What to do: Please repeat the data below with "y-tick-label" swapped for "y-axis-label" throughout, keeping everything else the same and leaving out the pictures.

Element box records:

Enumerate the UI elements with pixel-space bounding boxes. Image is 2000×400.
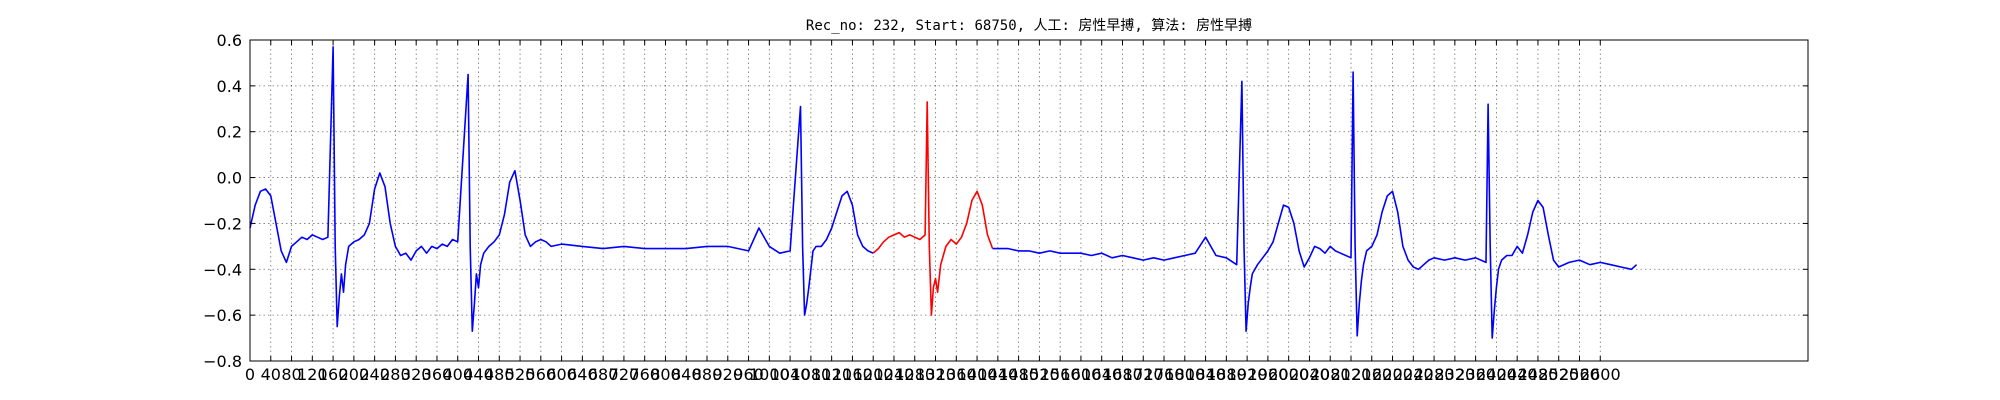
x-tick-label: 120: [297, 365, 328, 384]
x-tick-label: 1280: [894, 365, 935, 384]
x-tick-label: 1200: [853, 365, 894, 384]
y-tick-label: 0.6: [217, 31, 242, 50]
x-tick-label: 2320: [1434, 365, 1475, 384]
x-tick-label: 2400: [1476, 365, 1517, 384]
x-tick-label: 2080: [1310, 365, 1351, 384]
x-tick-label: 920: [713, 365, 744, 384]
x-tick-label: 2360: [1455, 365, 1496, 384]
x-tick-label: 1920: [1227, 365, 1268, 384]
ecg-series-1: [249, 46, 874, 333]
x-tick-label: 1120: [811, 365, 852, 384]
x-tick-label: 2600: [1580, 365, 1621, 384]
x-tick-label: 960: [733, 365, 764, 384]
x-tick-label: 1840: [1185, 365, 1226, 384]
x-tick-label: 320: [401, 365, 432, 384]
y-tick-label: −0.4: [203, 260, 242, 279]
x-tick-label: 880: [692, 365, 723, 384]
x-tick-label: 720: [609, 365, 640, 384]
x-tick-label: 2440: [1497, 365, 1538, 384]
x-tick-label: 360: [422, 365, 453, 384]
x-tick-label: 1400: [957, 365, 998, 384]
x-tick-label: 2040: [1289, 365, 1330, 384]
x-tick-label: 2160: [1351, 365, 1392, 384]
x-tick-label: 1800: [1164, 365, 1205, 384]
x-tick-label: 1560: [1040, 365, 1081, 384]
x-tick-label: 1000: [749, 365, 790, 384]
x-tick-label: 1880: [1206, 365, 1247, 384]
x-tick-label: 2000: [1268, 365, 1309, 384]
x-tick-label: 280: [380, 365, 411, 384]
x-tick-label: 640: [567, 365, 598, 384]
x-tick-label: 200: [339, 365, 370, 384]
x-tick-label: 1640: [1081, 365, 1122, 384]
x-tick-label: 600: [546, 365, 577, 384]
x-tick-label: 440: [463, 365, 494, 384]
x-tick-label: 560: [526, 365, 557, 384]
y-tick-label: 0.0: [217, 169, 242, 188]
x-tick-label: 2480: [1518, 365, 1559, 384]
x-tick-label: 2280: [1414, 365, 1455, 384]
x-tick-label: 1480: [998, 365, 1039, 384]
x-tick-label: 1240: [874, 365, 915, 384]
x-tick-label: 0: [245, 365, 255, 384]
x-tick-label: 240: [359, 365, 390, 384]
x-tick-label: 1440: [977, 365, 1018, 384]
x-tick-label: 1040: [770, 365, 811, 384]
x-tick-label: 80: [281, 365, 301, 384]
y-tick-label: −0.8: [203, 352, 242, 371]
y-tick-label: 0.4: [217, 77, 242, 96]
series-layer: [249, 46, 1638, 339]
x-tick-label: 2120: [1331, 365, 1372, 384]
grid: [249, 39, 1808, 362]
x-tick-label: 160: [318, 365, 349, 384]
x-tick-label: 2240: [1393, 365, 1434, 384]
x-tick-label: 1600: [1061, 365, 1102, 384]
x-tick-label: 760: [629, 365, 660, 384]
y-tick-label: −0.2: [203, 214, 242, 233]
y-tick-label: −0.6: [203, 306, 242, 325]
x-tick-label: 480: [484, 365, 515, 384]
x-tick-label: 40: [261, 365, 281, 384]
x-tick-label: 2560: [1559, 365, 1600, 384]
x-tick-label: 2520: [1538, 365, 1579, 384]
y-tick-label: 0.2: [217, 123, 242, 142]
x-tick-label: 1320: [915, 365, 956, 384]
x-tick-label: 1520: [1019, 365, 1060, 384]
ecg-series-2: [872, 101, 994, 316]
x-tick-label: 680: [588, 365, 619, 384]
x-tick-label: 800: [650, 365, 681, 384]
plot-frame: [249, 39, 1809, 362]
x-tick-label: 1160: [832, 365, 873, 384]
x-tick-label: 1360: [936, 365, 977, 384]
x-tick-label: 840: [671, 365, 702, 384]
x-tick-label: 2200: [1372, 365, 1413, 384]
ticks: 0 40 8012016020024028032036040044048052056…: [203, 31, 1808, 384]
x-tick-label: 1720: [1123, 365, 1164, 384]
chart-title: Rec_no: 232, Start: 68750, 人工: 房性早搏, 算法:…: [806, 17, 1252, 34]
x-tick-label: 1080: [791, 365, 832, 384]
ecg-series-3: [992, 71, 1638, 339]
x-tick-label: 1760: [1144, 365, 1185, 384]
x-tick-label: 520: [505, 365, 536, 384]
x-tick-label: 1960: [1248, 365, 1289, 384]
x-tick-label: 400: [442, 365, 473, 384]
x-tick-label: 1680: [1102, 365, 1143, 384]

Solution for this exercise:
Enumerate the UI elements with pixel-space bounding boxes. Image is 2000×400.
x-tick-label: 120: [297, 365, 328, 384]
x-tick-label: 1280: [894, 365, 935, 384]
x-tick-label: 1200: [853, 365, 894, 384]
y-axis-label: 0.6: [217, 31, 242, 50]
x-tick-label: 2320: [1434, 365, 1475, 384]
x-tick-label: 2400: [1476, 365, 1517, 384]
x-tick-label: 2080: [1310, 365, 1351, 384]
x-tick-label: 920: [713, 365, 744, 384]
x-tick-label: 2360: [1455, 365, 1496, 384]
x-tick-label: 1920: [1227, 365, 1268, 384]
ecg-series-1: [249, 46, 874, 333]
x-tick-label: 1120: [811, 365, 852, 384]
x-tick-label: 2600: [1580, 365, 1621, 384]
x-tick-label: 960: [733, 365, 764, 384]
x-tick-label: 1840: [1185, 365, 1226, 384]
x-tick-label: 320: [401, 365, 432, 384]
y-axis-label: −0.4: [203, 260, 242, 279]
x-tick-label: 880: [692, 365, 723, 384]
x-tick-label: 720: [609, 365, 640, 384]
x-tick-label: 2440: [1497, 365, 1538, 384]
x-tick-label: 360: [422, 365, 453, 384]
x-tick-label: 1400: [957, 365, 998, 384]
x-tick-label: 2040: [1289, 365, 1330, 384]
x-tick-label: 2160: [1351, 365, 1392, 384]
x-tick-label: 1800: [1164, 365, 1205, 384]
x-tick-label: 1560: [1040, 365, 1081, 384]
x-tick-label: 1000: [749, 365, 790, 384]
x-tick-label: 1880: [1206, 365, 1247, 384]
x-tick-label: 2000: [1268, 365, 1309, 384]
x-tick-label: 280: [380, 365, 411, 384]
x-tick-label: 640: [567, 365, 598, 384]
x-tick-label: 200: [339, 365, 370, 384]
x-tick-label: 1640: [1081, 365, 1122, 384]
x-tick-label: 600: [546, 365, 577, 384]
x-tick-label: 440: [463, 365, 494, 384]
x-tick-label: 560: [526, 365, 557, 384]
y-axis-label: 0.0: [217, 169, 242, 188]
x-tick-label: 2480: [1518, 365, 1559, 384]
x-tick-label: 2280: [1414, 365, 1455, 384]
x-tick-label: 1480: [998, 365, 1039, 384]
x-tick-label: 1240: [874, 365, 915, 384]
x-tick-label: 0: [245, 365, 255, 384]
x-tick-label: 240: [359, 365, 390, 384]
x-tick-label: 1440: [977, 365, 1018, 384]
x-tick-label: 1040: [770, 365, 811, 384]
x-tick-label: 80: [281, 365, 301, 384]
y-axis-label: −0.8: [203, 352, 242, 371]
y-axis-label: 0.4: [217, 77, 242, 96]
series-layer: [249, 46, 1638, 339]
x-tick-label: 2120: [1331, 365, 1372, 384]
grid: [249, 39, 1808, 362]
x-tick-label: 160: [318, 365, 349, 384]
x-tick-label: 2240: [1393, 365, 1434, 384]
x-tick-label: 1600: [1061, 365, 1102, 384]
x-tick-label: 760: [629, 365, 660, 384]
y-axis-label: −0.2: [203, 214, 242, 233]
y-axis-label: −0.6: [203, 306, 242, 325]
x-tick-label: 480: [484, 365, 515, 384]
x-tick-label: 40: [261, 365, 281, 384]
x-tick-label: 2560: [1559, 365, 1600, 384]
x-tick-label: 2520: [1538, 365, 1579, 384]
y-axis-label: 0.2: [217, 123, 242, 142]
x-tick-label: 1320: [915, 365, 956, 384]
x-tick-label: 1520: [1019, 365, 1060, 384]
ecg-series-2: [872, 101, 994, 316]
x-tick-label: 680: [588, 365, 619, 384]
x-tick-label: 800: [650, 365, 681, 384]
plot-frame: [249, 39, 1809, 362]
x-tick-label: 1160: [832, 365, 873, 384]
x-tick-label: 1360: [936, 365, 977, 384]
x-tick-label: 840: [671, 365, 702, 384]
x-tick-label: 2200: [1372, 365, 1413, 384]
ticks: 0 40 8012016020024028032036040044048052056…: [203, 31, 1808, 384]
x-tick-label: 1720: [1123, 365, 1164, 384]
chart-title: Rec_no: 232, Start: 68750, 人工: 房性早搏, 算法:…: [806, 17, 1252, 34]
x-tick-label: 1080: [791, 365, 832, 384]
ecg-series-3: [992, 71, 1638, 339]
x-tick-label: 1760: [1144, 365, 1185, 384]
x-tick-label: 520: [505, 365, 536, 384]
x-tick-label: 1960: [1248, 365, 1289, 384]
x-tick-label: 400: [442, 365, 473, 384]
x-tick-label: 1680: [1102, 365, 1143, 384]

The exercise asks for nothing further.